## start

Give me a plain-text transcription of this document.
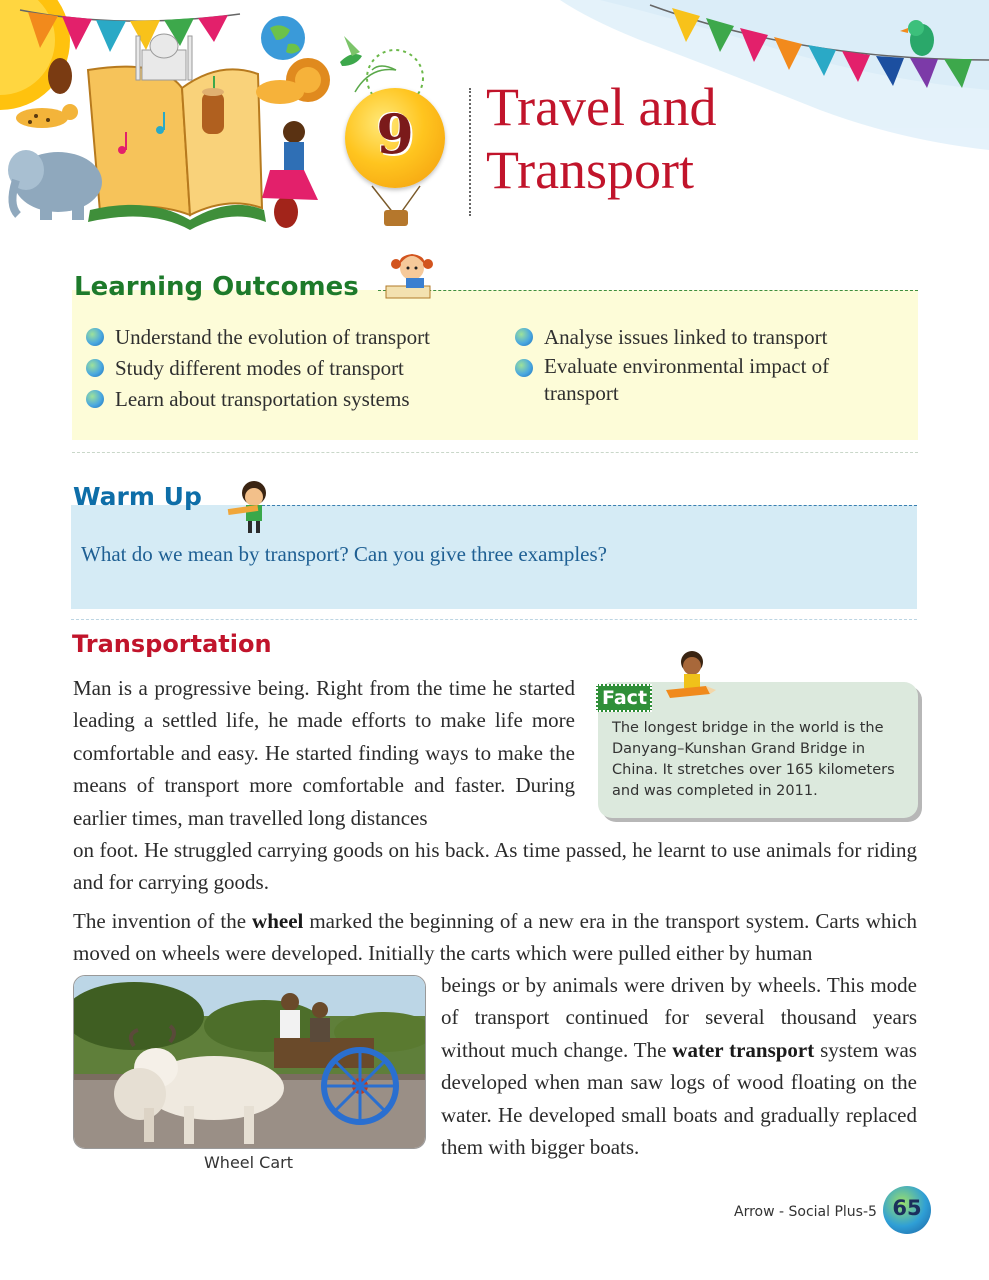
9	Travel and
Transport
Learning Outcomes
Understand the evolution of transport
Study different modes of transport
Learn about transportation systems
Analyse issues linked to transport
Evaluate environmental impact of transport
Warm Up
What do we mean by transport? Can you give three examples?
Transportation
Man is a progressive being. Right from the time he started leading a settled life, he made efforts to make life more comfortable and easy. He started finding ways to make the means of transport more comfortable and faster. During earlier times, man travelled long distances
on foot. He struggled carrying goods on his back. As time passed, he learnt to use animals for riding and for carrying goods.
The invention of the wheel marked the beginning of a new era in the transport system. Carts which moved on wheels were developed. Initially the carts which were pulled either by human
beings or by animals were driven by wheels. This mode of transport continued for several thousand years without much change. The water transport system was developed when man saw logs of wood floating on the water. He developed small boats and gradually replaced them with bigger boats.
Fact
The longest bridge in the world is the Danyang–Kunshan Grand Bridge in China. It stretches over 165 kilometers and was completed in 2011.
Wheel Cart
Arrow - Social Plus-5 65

## end
## start

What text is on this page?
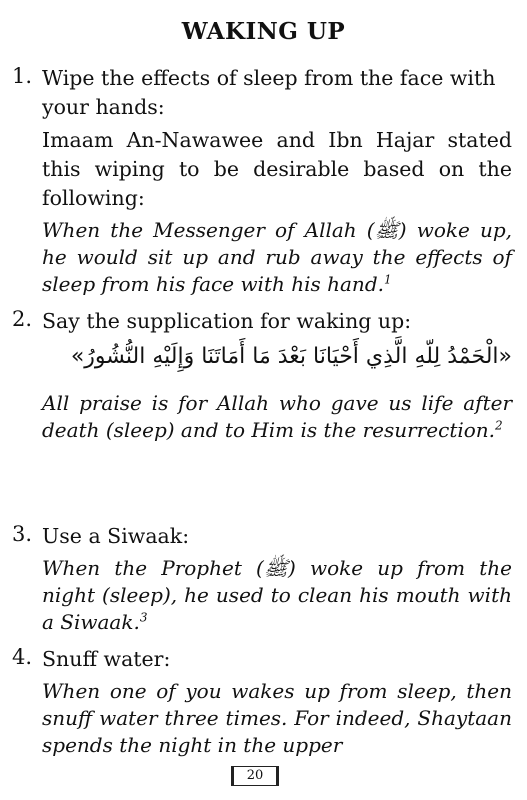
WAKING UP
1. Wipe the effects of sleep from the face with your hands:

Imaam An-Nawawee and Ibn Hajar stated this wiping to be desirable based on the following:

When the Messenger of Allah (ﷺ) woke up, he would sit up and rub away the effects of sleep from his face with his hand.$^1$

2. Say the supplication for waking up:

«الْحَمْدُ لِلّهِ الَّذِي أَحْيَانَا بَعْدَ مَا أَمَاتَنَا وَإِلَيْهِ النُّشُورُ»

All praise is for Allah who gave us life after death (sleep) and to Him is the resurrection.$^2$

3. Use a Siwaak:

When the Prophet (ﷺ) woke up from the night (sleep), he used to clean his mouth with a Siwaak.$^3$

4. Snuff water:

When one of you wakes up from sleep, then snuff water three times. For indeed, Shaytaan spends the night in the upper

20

## end

# [Problem]
Give the number of lines in the listing above that contain "animals", and nothing else.

# [Full response]
2